── DATA FOR THE TASK

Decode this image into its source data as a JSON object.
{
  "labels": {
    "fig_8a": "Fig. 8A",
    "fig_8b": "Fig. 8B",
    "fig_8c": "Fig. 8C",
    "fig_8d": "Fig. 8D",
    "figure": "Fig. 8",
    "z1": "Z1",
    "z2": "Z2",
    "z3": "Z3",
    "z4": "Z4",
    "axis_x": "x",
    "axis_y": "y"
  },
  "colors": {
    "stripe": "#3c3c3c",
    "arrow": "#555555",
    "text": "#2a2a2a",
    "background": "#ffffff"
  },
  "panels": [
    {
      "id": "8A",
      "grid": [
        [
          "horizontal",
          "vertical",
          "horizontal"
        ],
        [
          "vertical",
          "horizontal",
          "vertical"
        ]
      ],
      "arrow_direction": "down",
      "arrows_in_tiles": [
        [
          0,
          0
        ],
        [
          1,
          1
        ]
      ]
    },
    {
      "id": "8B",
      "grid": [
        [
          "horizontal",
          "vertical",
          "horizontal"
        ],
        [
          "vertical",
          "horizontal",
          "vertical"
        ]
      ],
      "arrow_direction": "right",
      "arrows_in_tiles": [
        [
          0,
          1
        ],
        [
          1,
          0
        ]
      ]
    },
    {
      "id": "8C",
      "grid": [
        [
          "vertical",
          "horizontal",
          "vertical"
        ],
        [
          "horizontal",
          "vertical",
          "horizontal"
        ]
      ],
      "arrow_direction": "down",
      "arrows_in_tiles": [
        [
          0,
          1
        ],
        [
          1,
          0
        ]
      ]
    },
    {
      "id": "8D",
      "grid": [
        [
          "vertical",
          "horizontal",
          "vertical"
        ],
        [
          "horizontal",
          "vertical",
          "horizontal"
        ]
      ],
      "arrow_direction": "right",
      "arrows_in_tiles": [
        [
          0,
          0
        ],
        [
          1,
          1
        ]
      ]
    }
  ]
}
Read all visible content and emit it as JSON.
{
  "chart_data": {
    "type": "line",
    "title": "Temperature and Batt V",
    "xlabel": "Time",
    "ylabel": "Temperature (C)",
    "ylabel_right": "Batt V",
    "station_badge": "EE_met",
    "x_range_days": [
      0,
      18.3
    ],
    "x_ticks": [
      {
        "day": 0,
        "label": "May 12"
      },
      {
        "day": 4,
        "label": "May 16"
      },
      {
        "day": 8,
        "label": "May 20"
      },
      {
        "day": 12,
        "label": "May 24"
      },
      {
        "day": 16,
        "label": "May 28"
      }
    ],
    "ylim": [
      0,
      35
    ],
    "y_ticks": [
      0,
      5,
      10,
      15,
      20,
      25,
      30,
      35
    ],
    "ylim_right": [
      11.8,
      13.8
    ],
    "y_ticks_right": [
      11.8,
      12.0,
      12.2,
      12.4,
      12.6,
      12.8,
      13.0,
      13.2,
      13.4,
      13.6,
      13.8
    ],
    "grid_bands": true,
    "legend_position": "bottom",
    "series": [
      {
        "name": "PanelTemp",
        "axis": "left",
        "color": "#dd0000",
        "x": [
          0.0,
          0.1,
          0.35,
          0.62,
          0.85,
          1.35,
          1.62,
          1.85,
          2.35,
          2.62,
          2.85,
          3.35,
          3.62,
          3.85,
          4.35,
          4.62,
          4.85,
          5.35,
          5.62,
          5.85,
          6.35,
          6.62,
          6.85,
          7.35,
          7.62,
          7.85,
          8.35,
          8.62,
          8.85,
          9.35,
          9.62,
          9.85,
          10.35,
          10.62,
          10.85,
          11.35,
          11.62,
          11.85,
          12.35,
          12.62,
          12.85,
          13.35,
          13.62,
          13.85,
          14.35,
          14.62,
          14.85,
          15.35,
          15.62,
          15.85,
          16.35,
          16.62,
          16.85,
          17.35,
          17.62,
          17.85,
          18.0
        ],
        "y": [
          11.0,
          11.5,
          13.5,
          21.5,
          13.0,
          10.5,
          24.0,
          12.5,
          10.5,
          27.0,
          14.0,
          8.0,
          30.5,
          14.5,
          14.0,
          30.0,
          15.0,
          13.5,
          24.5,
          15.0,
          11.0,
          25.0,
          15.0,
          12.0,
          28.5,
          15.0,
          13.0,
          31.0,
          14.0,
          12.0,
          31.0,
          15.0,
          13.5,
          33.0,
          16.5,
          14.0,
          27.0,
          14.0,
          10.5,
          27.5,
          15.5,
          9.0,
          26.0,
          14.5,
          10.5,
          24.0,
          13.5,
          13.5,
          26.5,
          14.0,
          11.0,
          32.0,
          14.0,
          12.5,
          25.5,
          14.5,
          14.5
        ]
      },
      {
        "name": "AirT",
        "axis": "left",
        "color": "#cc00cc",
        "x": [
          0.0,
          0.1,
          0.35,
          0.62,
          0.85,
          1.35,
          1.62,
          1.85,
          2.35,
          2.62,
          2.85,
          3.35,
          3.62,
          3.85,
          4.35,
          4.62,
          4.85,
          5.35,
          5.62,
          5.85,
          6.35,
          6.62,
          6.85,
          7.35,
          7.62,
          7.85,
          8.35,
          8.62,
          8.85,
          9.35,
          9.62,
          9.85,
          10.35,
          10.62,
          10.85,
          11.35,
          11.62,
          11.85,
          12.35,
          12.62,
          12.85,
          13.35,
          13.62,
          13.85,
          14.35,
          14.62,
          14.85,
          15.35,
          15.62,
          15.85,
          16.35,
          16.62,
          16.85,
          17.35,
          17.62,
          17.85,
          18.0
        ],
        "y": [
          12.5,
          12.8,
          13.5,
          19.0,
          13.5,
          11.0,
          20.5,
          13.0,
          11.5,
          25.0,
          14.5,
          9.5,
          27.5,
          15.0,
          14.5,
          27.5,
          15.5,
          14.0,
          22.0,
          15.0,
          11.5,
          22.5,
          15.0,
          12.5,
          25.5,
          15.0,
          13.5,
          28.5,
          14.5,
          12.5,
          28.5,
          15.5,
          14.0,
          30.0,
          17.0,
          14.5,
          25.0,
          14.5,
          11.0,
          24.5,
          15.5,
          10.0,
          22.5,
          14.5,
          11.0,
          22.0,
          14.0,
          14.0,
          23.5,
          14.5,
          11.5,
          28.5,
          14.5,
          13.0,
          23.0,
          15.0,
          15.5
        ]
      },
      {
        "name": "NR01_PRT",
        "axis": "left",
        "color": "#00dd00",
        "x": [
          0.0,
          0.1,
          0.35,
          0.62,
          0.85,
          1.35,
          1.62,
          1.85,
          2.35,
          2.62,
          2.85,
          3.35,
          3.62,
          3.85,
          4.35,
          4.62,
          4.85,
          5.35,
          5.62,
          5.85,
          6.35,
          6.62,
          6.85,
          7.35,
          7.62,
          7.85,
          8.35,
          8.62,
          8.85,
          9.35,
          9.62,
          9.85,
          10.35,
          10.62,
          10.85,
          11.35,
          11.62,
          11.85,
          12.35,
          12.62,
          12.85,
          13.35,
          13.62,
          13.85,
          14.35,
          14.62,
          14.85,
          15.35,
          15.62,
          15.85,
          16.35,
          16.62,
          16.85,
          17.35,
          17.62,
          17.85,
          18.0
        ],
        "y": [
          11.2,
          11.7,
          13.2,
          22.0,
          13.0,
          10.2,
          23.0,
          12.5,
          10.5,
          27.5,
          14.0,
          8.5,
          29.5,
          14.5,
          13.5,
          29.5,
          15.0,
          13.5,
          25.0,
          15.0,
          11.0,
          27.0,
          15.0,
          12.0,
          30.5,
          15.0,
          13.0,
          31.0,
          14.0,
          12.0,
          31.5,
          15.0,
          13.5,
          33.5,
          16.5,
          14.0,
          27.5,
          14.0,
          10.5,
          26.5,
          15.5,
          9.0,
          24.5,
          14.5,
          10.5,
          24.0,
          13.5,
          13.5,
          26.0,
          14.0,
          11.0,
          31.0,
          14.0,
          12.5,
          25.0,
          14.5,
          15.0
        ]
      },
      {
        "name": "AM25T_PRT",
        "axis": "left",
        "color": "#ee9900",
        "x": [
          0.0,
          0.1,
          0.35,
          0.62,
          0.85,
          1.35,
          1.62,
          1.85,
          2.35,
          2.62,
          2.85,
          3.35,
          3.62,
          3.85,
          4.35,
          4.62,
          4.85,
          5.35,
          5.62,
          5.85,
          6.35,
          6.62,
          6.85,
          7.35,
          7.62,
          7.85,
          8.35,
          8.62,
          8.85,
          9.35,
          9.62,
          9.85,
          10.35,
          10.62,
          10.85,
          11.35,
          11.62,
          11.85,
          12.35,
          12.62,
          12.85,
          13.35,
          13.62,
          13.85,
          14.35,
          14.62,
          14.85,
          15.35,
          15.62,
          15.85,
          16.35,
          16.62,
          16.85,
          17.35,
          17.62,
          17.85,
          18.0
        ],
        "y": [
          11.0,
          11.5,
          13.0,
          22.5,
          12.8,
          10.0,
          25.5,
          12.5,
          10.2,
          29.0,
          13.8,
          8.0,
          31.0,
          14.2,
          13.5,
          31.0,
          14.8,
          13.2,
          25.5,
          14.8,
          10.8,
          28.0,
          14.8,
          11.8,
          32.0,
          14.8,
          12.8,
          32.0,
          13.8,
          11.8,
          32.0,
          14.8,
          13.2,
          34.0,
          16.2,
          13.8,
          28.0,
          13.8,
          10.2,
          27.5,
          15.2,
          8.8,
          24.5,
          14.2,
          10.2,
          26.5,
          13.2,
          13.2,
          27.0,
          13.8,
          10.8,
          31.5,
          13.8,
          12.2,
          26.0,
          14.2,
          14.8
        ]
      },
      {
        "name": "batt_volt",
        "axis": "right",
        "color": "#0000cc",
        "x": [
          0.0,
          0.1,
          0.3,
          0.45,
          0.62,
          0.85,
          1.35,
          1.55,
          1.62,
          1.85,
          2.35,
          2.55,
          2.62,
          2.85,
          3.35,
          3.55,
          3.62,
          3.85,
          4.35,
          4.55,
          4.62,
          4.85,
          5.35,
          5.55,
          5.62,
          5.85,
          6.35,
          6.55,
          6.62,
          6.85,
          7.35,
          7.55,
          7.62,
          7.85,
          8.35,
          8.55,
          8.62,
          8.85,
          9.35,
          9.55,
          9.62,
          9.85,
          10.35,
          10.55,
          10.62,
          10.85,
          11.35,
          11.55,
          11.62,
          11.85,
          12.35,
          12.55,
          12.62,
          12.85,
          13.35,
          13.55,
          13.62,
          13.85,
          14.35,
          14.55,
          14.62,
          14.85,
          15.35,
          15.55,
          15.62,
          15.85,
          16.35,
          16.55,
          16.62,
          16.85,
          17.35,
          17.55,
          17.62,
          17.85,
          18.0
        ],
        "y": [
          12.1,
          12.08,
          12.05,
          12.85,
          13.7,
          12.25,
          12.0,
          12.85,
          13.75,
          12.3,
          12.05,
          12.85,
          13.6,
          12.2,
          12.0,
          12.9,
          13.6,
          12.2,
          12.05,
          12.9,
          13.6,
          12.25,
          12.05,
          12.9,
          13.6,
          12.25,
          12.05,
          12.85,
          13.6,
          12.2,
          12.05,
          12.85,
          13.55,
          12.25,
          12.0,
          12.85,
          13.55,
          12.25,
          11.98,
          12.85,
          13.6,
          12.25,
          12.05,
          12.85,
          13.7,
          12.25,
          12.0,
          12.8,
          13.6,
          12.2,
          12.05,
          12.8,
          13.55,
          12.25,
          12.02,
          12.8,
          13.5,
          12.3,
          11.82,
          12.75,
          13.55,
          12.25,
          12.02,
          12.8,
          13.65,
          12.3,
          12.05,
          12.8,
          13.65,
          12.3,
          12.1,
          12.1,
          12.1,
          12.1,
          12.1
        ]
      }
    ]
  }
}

────

Gather all lines where the word "name" appears.

> _FINAL RESULT_
        "name": "PanelTemp",
        "name": "AirT",
        "name": "NR01_PRT",
        "name": "AM25T_PRT",
        "name": "batt_volt",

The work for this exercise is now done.